◆ Exercise ◆
Skip the images and return the records below exactly.

── Records for the task

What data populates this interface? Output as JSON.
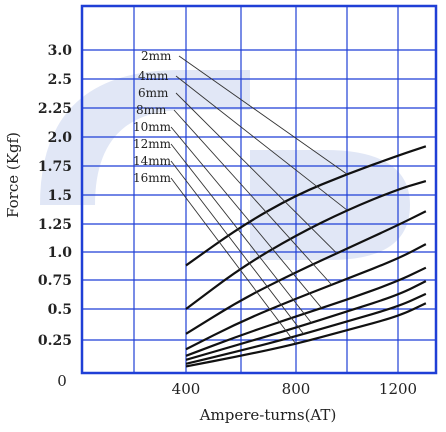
{
  "chart_data": {
    "type": "line",
    "title": "",
    "xlabel": "Ampere-turns(AT)",
    "ylabel": "Force (Kgf)",
    "x_ticks": [
      "0",
      "400",
      "800",
      "1200"
    ],
    "y_ticks": [
      "0.25",
      "0.5",
      "0.75",
      "1.0",
      "1.25",
      "1.5",
      "1.75",
      "2.0",
      "2.25",
      "2.5",
      "3.0"
    ],
    "x_origin_label": "0",
    "x_grid": [
      0,
      200,
      400,
      600,
      800,
      1000,
      1200,
      1350
    ],
    "y_grid": [
      0,
      0.25,
      0.5,
      0.75,
      1.0,
      1.25,
      1.5,
      1.75,
      2.0,
      2.25,
      2.5,
      3.0,
      3.2
    ],
    "xlim": [
      0,
      1350
    ],
    "ylim": [
      0,
      3.2
    ],
    "grid": true,
    "colors": {
      "grid": "#1f3fd6",
      "line": "#111111",
      "watermark": "#c9d4ef"
    },
    "series": [
      {
        "name": "2mm",
        "x": [
          400,
          600,
          800,
          1000,
          1200,
          1310
        ],
        "y": [
          0.88,
          1.23,
          1.5,
          1.68,
          1.84,
          1.92
        ]
      },
      {
        "name": "4mm",
        "x": [
          400,
          600,
          800,
          1000,
          1200,
          1310
        ],
        "y": [
          0.5,
          0.86,
          1.15,
          1.37,
          1.55,
          1.62
        ]
      },
      {
        "name": "6mm",
        "x": [
          400,
          600,
          800,
          1000,
          1200,
          1310
        ],
        "y": [
          0.3,
          0.58,
          0.82,
          1.03,
          1.24,
          1.36
        ]
      },
      {
        "name": "8mm",
        "x": [
          400,
          600,
          800,
          1000,
          1200,
          1310
        ],
        "y": [
          0.18,
          0.4,
          0.59,
          0.76,
          0.94,
          1.07
        ]
      },
      {
        "name": "10mm",
        "x": [
          400,
          600,
          800,
          1000,
          1200,
          1310
        ],
        "y": [
          0.13,
          0.29,
          0.44,
          0.58,
          0.74,
          0.86
        ]
      },
      {
        "name": "12mm",
        "x": [
          400,
          600,
          800,
          1000,
          1200,
          1310
        ],
        "y": [
          0.1,
          0.22,
          0.35,
          0.48,
          0.62,
          0.74
        ]
      },
      {
        "name": "14mm",
        "x": [
          400,
          600,
          800,
          1000,
          1200,
          1310
        ],
        "y": [
          0.07,
          0.17,
          0.28,
          0.4,
          0.52,
          0.63
        ]
      },
      {
        "name": "16mm",
        "x": [
          400,
          600,
          800,
          1000,
          1200,
          1310
        ],
        "y": [
          0.05,
          0.13,
          0.22,
          0.33,
          0.44,
          0.55
        ]
      }
    ]
  }
}
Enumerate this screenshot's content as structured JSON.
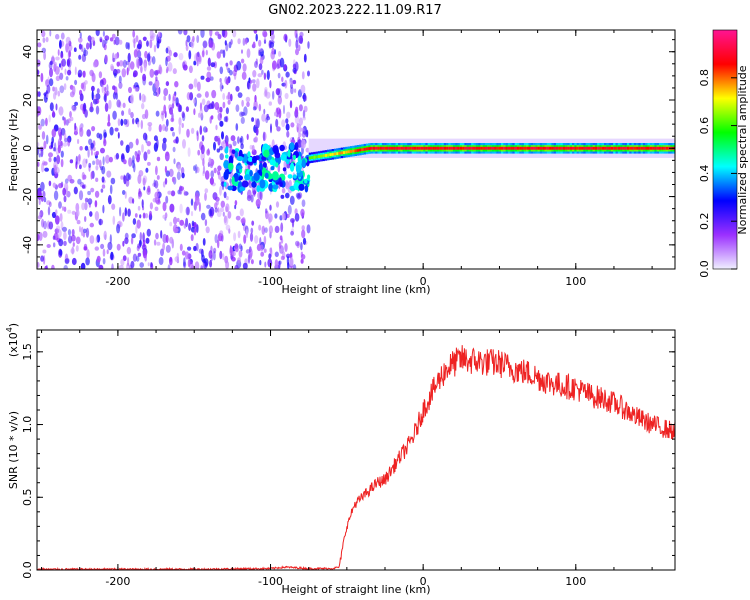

────

◆ Reply ◆
What data populates this interface? Output as JSON.
{
  "chart_data": {
    "type": "line",
    "title": "",
    "xlabel": "Ampere-turns(AT)",
    "ylabel": "Force (Kgf)",
    "x_ticks": [
      "0",
      "400",
      "800",
      "1200"
    ],
    "y_ticks": [
      "0.25",
      "0.5",
      "0.75",
      "1.0",
      "1.25",
      "1.5",
      "1.75",
      "2.0",
      "2.25",
      "2.5",
      "3.0"
    ],
    "x_origin_label": "0",
    "x_grid": [
      0,
      200,
      400,
      600,
      800,
      1000,
      1200,
      1350
    ],
    "y_grid": [
      0,
      0.25,
      0.5,
      0.75,
      1.0,
      1.25,
      1.5,
      1.75,
      2.0,
      2.25,
      2.5,
      3.0,
      3.2
    ],
    "xlim": [
      0,
      1350
    ],
    "ylim": [
      0,
      3.2
    ],
    "grid": true,
    "colors": {
      "grid": "#1f3fd6",
      "line": "#111111",
      "watermark": "#c9d4ef"
    },
    "series": [
      {
        "name": "2mm",
        "x": [
          400,
          600,
          800,
          1000,
          1200,
          1310
        ],
        "y": [
          0.88,
          1.23,
          1.5,
          1.68,
          1.84,
          1.92
        ]
      },
      {
        "name": "4mm",
        "x": [
          400,
          600,
          800,
          1000,
          1200,
          1310
        ],
        "y": [
          0.5,
          0.86,
          1.15,
          1.37,
          1.55,
          1.62
        ]
      },
      {
        "name": "6mm",
        "x": [
          400,
          600,
          800,
          1000,
          1200,
          1310
        ],
        "y": [
          0.3,
          0.58,
          0.82,
          1.03,
          1.24,
          1.36
        ]
      },
      {
        "name": "8mm",
        "x": [
          400,
          600,
          800,
          1000,
          1200,
          1310
        ],
        "y": [
          0.18,
          0.4,
          0.59,
          0.76,
          0.94,
          1.07
        ]
      },
      {
        "name": "10mm",
        "x": [
          400,
          600,
          800,
          1000,
          1200,
          1310
        ],
        "y": [
          0.13,
          0.29,
          0.44,
          0.58,
          0.74,
          0.86
        ]
      },
      {
        "name": "12mm",
        "x": [
          400,
          600,
          800,
          1000,
          1200,
          1310
        ],
        "y": [
          0.1,
          0.22,
          0.35,
          0.48,
          0.62,
          0.74
        ]
      },
      {
        "name": "14mm",
        "x": [
          400,
          600,
          800,
          1000,
          1200,
          1310
        ],
        "y": [
          0.07,
          0.17,
          0.28,
          0.4,
          0.52,
          0.63
        ]
      },
      {
        "name": "16mm",
        "x": [
          400,
          600,
          800,
          1000,
          1200,
          1310
        ],
        "y": [
          0.05,
          0.13,
          0.22,
          0.33,
          0.44,
          0.55
        ]
      }
    ]
  }
}
Enumerate this screenshot's content as structured JSON.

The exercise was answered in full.